#### Extracted text
◆ ◆ ◆ ◆ ◆

Question

Consider the nonlinear least square problem of minimizing $$ \phi(\mathbf{x})=\frac{1}{2}\|\mathbf{g}(\mathbf{x})-\mathbf{b}\|^{2} $$ (a) Show that $$ \nabla \phi(\mathbf{x})=A(\mathbf{x})^{T}(\mathbf{g}(\mathbf{x})-\mathbf{b}) $$ where \(A\) is the \(m \times n\) Jacobian matrix of \(\mathbf{g}\). (b) Show that $$ \nabla^{2} \phi(\mathbf{x})=A(\mathbf{x})^{T} A(\mathbf{x})+L(\mathbf{x}) $$ where \(L\) is an \(n \times n\) matrix with elements $$ L_{i, j}=\sum_{k=1}^{m} \frac{\partial^{2} g_{k}}{\partial x_{i} \partial x_{j}}\left(g_{k}-b_{k}\right) $$ You may want to check first what \(\frac{\partial \phi}{\partial x_{j}}\) looks like for a fixed \(i\); later on, look at \(\frac{\partial^{2} \phi}{\partial x_{i} \partial x_{j}}\) for a fixed \(j .]\)

Short answer

Question: Describe how to find the gradient and Hessian of the function \(\phi(\mathbf{x}) = \frac{1}{2}\|\mathbf{g}(\mathbf{x})-\mathbf{b}\|^2\) using its Jacobian matrix, \(A(\mathbf{x})\), and an additional matrix, \(L(\mathbf{x})\). Answer: To find the gradient of \(\phi(\mathbf{x})\), first compute the partial derivatives of \(\phi\) with respect to each \(x_i\). Then, express the gradient as a column vector, with the partial derivatives computed earlier as the elements. Finally, the gradient can be expressed as \(\nabla \phi(\mathbf{x}) = A(\mathbf{x})^T(\mathbf{g}(\mathbf{x}) - \mathbf{b})\). To find the Hessian of \(\phi(\mathbf{x})\), compute the second-order partial derivatives of \(\phi\) with respect to every pair of \(x_i, x_j\). Then, express the second-order partial derivatives using the Jacobian matrix \(A\) and the matrix \(L\), where \(L_{i, j} = \sum_{k=1}^m \frac{\partial^2 g_k}{\partial x_i \partial x_j}(g_k - b_k)\). Finally, the Hessian can be expressed as \(\nabla^2 \phi(\mathbf{x}) = A(\mathbf{x})^T A(\mathbf{x}) + L(\mathbf{x})\).

◆ ◆ ◆ ◆ ◆

#### Objective A
Duplicate the lines of the listing from the one containing "bar-side [339,605,355,631]" down to the one containing "brand-line-2: deMercadotecnia [830,59,944,75]", with both end lines included.
The least squares text and the listing are unrelated to each other.

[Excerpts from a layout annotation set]
◆ ◆ ◆ ◆ ◆

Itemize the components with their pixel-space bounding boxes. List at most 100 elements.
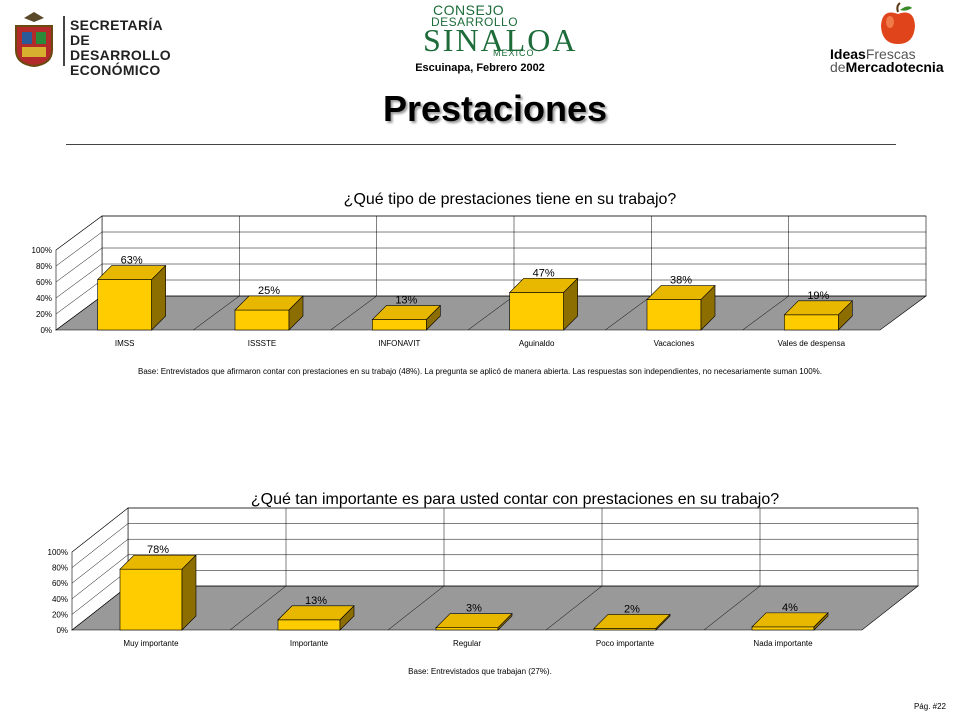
bar-side [339,605,355,631]
category-label: Vacaciones [654,339,695,348]
brand-word-frescas: Frescas [865,46,916,62]
y-tick-label: 60% [36,278,52,287]
value-label: 47% [533,267,555,279]
brand-line-2: deMercadotecnia [830,59,944,75]
bar [435,612,513,631]
bar [783,300,854,331]
bar-side [151,264,166,331]
value-label: 63% [121,255,143,267]
chart-labels: 78% Muy importante 13% Importante 3% Regular 2… [123,544,813,648]
chart-prestaciones-importancia: ¿Qué tan importante es para usted contar… [48,491,919,676]
bar [371,304,442,331]
chart-labels: 63% IMSS 25% ISSSTE 13% INFONAVIT 47% Aguinaldo… [115,255,846,348]
logo-line-1: CONSEJO [433,2,505,18]
value-label: 13% [305,595,327,607]
bar-side [655,613,671,631]
category-label: IMSS [115,339,135,348]
gridline [71,507,918,553]
header-subtitle: Escuinapa, Febrero 2002 [415,62,545,74]
y-tick-label: 80% [36,262,52,271]
category-label: Nada importante [753,639,813,648]
value-label: 13% [395,295,417,307]
category-divider [545,585,603,631]
bar-side [838,300,853,331]
bar-front [646,299,702,331]
bar-front [509,292,564,331]
chart-prestaciones-tipo: ¿Qué tipo de prestaciones tiene en su tr… [32,191,927,376]
logo-divider [63,16,65,66]
logo-line-2: DESARROLLO [431,15,519,29]
category-label: Vales de despensa [778,339,846,348]
bar-side [288,295,304,331]
chart-bars [96,264,854,331]
bar-side [563,277,578,331]
gridline [71,554,918,599]
y-tick-label: 60% [52,579,68,588]
logo-line-3: SINALOA [423,22,578,58]
category-label: Aguinaldo [519,339,555,348]
y-tick-label: 20% [36,310,52,319]
value-label: 25% [258,285,280,297]
page-title: Prestaciones [382,88,608,129]
bar-front [751,626,815,631]
category-divider [229,585,287,631]
bar [119,554,197,631]
y-tick-label: 100% [32,246,52,255]
bar-side [497,612,513,631]
ideas-frescas-logo: IdeasFrescas deMercadotecnia [826,2,958,75]
brand-line-1: IdeasFrescas [830,46,916,62]
chart-title: ¿Qué tan importante es para usted contar… [251,491,779,508]
value-label: 78% [147,544,169,556]
category-divider [742,295,789,331]
y-tick-label: 20% [52,610,68,619]
bar [96,264,167,331]
y-tick-label: 100% [48,548,68,557]
category-label: INFONAVIT [378,339,420,348]
y-tick-label: 0% [40,326,52,335]
category-divider [330,295,377,331]
value-label: 38% [670,275,692,287]
apple-icon [881,2,915,44]
value-label: 4% [782,602,798,614]
bar-side [426,304,441,331]
value-label: 19% [807,290,829,302]
bar-front [234,309,290,331]
brand-word-mercadotecnia: Mercadotecnia [845,59,944,75]
secretaria-logo: SECRETARÍA DE DESARROLLO ECONÓMICO [8,6,171,78]
category-label: Poco importante [596,639,655,648]
category-divider [467,295,515,331]
y-tick-label: 0% [56,626,68,635]
bar [593,613,671,631]
brand-word-de: de [830,59,846,75]
bar-front [435,627,499,631]
category-label: Importante [290,639,329,648]
gridline [71,523,918,568]
bar [508,277,579,331]
category-divider [193,295,240,331]
page-number: Pág. #22 [913,702,946,711]
brand-word-ideas: Ideas [830,46,866,62]
y-tick-label: 40% [52,595,68,604]
state-seal-icon [15,12,53,68]
value-label: 3% [466,603,482,615]
gridline [71,538,918,584]
logo-line-4: MEXICO [493,48,535,58]
category-label: Regular [453,639,481,648]
category-divider [703,585,761,631]
category-divider [605,295,652,331]
category-divider [387,585,445,631]
bar-front [97,279,152,331]
y-tick-label: 40% [36,294,52,303]
bar [234,295,304,331]
secretaria-logo-text: SECRETARÍA DE DESARROLLO ECONÓMICO [70,17,171,78]
bar-front [372,319,427,331]
chart-title: ¿Qué tipo de prestaciones tiene en su tr… [344,191,677,208]
bar [751,612,829,631]
chart-back-wall [127,507,919,587]
y-tick-label: 80% [52,564,68,573]
bar [277,605,355,631]
consejo-sinaloa-logo: CONSEJO DESARROLLO SINALOA MEXICO [415,2,575,64]
bar-side [181,554,197,631]
bar-front [784,314,839,331]
value-label: 2% [624,603,640,615]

◆ ◆ ◆ ◆ ◆

#### Objective B
Decide whether each statement agrees with the least squares text, answering yes or no and quoting the deciding words: (i) A is an m × n Jacobian matrix of g; (ii) L is an m × m matrix; (iii) the short answer expresses the gradient as a row vector.

#### Full response A
bar-side [339,605,355,631]
category-label: Vacaciones [654,339,695,348]
brand-word-frescas: Frescas [865,46,916,62]
y-tick-label: 60% [36,278,52,287]
value-label: 47% [533,267,555,279]
brand-line-2: deMercadotecnia [830,59,944,75]

#### Full response B
(i) Yes: "where \(A\) is the \(m \times n\) Jacobian matrix of \(\mathbf{g}\)"
(ii) No: "where \(L\) is an \(n \times n\) matrix"
(iii) No: "express the gradient as a column vector"